**ORIENTAÇÃO 1**
Repita sem nenhuma mudança o trecho das linhas de dados que vai do começo delas até a linha que contém "issuer-ministry: 中华人民共和国住房和城乡建设部: [148, 1105, 628, 1131]", com as duas pontas incluídas.

**TEXTO**
# # # # # # #

A
CULINÁRIA ITALIANA
A busca pelo melhor chocolate do mundo
Em um canto remoto da aldeia global, um
italiano acredita que desenvolveu a melhor de todas as receitas de
chocolate. Claudio Corallo vive em uma ilha perto da Nigéria e envia sua
pequena produção de chocolate para o mundo todo.
A maioria das pessoas não tem idéia do que é chocolate - ou do que pode ser,
diz Claudio Corallo. Aos 56 anos, com o bigode grisalho e olhos suaves, ele
pega seu canivete e corta uma fatia de uma barra de chocolate à sua frente:
70% de chocolate com uvas passas em licor de cacau. Ele a cheira e então se
inclina para trás e observa os provadores fecharem os olhos e deixarem-se
dominar pelo sabor forte e aromático do cacau, a doçura das uvas e a
essência do álcool. Ele sorri.
"Então?", pergunta.
Segundo Corallo, qualquer pessoa que experimenta seu chocolate pela primeira
vez percebe que nunca comeu chocolate de verdade. Ele acredita que nada se
compara a seu chocolate 75% com gengibre, seu chocolate 80% com açúcar
cristal, ou o rei de todos: chocolate 100% puro.
Corallo assumiu como missão criar o melhor chocolate do mundo. Seu
laboratório fica atrás de sua casa na estrada de praia de São Tomé, capital
de um pequeno e remoto país do qual poucas pessoas já ouviram falar - São
Tomé e Príncipe, uma antiga colônia portuguesa ao largo da costa da Nigéria
e que consiste em dois arquipélagos vulcânicos no golfo da Guiné.
No século 19, as ilhas eram conhecidas principalmente por duas coisas:
escravos e cacau. Hoje elas ainda têm o cacau.
Corallo nasceu em Florença, mas vive na África há 34 anos. Aprendeu sozinho
tudo o que se pode saber sobre chocolate.

# # # # # # #

**DADOS FORNECIDOS**
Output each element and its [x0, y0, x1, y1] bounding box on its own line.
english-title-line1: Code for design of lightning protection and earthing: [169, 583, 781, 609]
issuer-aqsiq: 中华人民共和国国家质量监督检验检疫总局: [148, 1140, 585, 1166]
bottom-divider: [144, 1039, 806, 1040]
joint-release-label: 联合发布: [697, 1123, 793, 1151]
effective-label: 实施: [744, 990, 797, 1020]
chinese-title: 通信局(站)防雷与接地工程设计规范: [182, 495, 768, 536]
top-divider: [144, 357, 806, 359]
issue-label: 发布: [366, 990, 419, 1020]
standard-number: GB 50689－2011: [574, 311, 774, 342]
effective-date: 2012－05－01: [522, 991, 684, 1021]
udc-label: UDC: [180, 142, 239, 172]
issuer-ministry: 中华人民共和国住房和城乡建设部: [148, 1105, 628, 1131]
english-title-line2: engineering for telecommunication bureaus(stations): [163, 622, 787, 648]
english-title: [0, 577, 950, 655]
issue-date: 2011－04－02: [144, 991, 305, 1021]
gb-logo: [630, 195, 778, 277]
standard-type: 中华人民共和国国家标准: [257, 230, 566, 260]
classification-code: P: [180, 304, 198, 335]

# # # # # # #

**ORIENTAÇÃO 2**
Liste todos os chocolates de Corallo citados no texto sobre chocolate, cada um com sua porcentagem.

**RESULTADO FINAL 1**
Output each element and its [x0, y0, x1, y1] bounding box on its own line.
english-title-line1: Code for design of lightning protection and earthing: [169, 583, 781, 609]
issuer-aqsiq: 中华人民共和国国家质量监督检验检疫总局: [148, 1140, 585, 1166]
bottom-divider: [144, 1039, 806, 1040]
joint-release-label: 联合发布: [697, 1123, 793, 1151]
effective-label: 实施: [744, 990, 797, 1020]
chinese-title: 通信局(站)防雷与接地工程设计规范: [182, 495, 768, 536]
top-divider: [144, 357, 806, 359]
issue-label: 发布: [366, 990, 419, 1020]
standard-number: GB 50689－2011: [574, 311, 774, 342]
effective-date: 2012－05－01: [522, 991, 684, 1021]
udc-label: UDC: [180, 142, 239, 172]
issuer-ministry: 中华人民共和国住房和城乡建设部: [148, 1105, 628, 1131]

**RESULTADO FINAL 2**
- 70% com uvas passas em licor de cacau
- 75% com gengibre
- 80% com açúcar cristal
- 100% puro